++++ PAGE EXCERPT ++++

There’s a River Bus every 20-minutes from Putney to Woolwich and includes stops at North Greenwich for The O2, Greenwich, Canary Wharf, Tower, London Bridge, Embankment, and London Eye for Waterloo, as well as several residential piers.
Passengers are guaranteed a seat and can enjoy a coffee or something a little stronger from the on-board café and bar. Tickets cost £6.50 per person for a single journey from central London to The O2 (using Oyster pay-as-you-go) or £14.70 for a hop-on-hop-off River Roamers day ticket. It’s one of the best way to get around and a great way of seeing London’s landmarks. www.thamesclippers.com
Visiting the Queen
No trip to London would be complete without a visit to Buckingham Palace, the official London residence of the HRH Queen Elizabeth II. During the Queen’s annual visit to Balmoral in Scotland (from August to September) the lavish State Rooms at Buckingham Palace are open to visitors and are laid out as they would be during state visits.
The State Rooms hold some of the greatest treasures from the Royal Collection and include masterpieces by Rembrandt and Rubens, sculpture by Canova and Chantrey, exquisite examples of Sèvres porcelain as well as some of the finest English and French furniture in the world. To end the day on a high note, take tea and strawberry and cream scones on the terrace of the Garden Café, overlooking the palace’s famous lawns and lake. A typical visit takes around 2 hours. Prebook for £21.50. www.royalcollection.org.uk
Let’s be honest, it would be an impossible task to see all of London in just 48-hours and you’d be a fool to stay for only a weekend. But sometimes visits have to be fleeting – and you’re certain to return soon for even more selfie opps.

++++ RECORD EXCERPTS ++++

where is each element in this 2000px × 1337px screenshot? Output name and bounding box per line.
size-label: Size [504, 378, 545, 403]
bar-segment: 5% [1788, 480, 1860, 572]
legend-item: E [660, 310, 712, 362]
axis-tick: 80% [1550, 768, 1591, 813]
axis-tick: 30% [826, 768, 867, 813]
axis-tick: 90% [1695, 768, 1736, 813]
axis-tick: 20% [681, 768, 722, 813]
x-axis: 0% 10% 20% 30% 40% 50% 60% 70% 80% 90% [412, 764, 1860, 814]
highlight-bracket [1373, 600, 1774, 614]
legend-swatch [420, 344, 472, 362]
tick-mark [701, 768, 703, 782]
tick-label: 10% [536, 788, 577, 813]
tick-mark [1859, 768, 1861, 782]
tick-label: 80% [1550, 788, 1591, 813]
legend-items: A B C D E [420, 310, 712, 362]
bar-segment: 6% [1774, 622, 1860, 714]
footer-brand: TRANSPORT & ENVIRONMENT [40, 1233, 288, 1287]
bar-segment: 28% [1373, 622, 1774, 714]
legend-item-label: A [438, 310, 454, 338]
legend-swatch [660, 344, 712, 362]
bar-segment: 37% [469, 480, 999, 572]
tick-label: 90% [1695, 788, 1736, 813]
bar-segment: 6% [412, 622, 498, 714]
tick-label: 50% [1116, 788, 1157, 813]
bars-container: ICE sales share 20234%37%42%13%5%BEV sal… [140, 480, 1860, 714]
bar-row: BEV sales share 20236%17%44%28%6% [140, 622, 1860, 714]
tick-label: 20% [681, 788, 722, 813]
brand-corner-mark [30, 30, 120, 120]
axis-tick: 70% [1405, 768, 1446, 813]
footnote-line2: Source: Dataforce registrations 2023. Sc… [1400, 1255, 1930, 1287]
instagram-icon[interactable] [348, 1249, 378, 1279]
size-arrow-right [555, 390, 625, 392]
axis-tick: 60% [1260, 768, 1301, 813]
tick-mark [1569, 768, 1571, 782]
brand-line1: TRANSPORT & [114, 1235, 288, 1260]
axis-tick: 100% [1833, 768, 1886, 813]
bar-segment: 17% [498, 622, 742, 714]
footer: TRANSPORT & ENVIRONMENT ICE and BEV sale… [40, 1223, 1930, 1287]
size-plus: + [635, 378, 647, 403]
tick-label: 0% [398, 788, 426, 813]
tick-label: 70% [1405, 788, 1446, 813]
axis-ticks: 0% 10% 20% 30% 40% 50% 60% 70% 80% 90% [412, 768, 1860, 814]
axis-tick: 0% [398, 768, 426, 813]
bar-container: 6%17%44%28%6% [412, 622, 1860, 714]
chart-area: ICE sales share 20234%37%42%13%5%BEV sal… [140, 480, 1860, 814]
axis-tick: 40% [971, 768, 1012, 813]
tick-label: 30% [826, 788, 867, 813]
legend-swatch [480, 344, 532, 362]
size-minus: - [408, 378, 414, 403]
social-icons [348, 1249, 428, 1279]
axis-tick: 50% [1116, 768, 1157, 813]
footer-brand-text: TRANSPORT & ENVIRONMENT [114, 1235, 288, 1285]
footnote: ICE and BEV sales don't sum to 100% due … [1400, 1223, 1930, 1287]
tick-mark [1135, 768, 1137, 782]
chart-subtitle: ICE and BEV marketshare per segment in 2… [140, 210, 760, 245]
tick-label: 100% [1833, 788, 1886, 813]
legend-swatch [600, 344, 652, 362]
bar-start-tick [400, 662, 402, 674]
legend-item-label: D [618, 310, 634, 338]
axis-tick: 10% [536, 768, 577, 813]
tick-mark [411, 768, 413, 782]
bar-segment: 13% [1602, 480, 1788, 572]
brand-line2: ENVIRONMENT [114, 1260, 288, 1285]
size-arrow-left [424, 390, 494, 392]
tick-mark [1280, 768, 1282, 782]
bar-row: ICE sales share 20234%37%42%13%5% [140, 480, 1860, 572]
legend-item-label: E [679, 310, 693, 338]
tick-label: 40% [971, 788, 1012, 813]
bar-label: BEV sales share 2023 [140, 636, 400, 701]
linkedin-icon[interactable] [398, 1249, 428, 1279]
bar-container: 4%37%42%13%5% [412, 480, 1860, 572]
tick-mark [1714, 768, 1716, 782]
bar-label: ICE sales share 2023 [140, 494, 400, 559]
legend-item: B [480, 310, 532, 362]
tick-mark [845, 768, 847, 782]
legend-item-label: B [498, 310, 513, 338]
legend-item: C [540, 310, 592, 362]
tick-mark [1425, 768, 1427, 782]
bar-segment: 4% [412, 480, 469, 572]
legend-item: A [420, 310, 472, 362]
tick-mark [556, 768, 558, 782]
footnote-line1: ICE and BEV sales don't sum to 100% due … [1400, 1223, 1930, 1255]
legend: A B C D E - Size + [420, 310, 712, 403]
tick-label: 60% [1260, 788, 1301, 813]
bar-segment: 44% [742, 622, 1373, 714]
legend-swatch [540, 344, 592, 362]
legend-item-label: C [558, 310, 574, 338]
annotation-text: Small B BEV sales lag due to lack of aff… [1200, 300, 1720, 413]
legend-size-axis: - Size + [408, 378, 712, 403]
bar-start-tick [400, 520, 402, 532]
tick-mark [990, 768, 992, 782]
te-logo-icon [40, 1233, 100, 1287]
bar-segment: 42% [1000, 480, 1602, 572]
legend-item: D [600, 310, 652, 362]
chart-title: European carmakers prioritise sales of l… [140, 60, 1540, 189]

++++

Print the London travel text in full, word for word.

There’s a River Bus every 20-minutes from Putney to Woolwich and includes stops at North Greenwich for The O2, Greenwich, Canary Wharf, Tower, London Bridge, Embankment, and London Eye for Waterloo, as well as several residential piers.
Passengers are guaranteed a seat and can enjoy a coffee or something a little stronger from the on-board café and bar. Tickets cost £6.50 per person for a single journey from central London to The O2 (using Oyster pay-as-you-go) or £14.70 for a hop-on-hop-off River Roamers day ticket. It’s one of the best way to get around and a great way of seeing London’s landmarks. www.thamesclippers.com
Visiting the Queen
No trip to London would be complete without a visit to Buckingham Palace, the official London residence of the HRH Queen Elizabeth II. During the Queen’s annual visit to Balmoral in Scotland (from August to September) the lavish State Rooms at Buckingham Palace are open to visitors and are laid out as they would be during state visits.
The State Rooms hold some of the greatest treasures from the Royal Collection and include masterpieces by Rembrandt and Rubens, sculpture by Canova and Chantrey, exquisite examples of Sèvres porcelain as well as some of the finest English and French furniture in the world. To end the day on a high note, take tea and strawberry and cream scones on the terrace of the Garden Café, overlooking the palace’s famous lawns and lake. A typical visit takes around 2 hours. Prebook for £21.50. www.royalcollection.org.uk
Let’s be honest, it would be an impossible task to see all of London in just 48-hours and you’d be a fool to stay for only a weekend. But sometimes visits have to be fleeting – and you’re certain to return soon for even more selfie opps.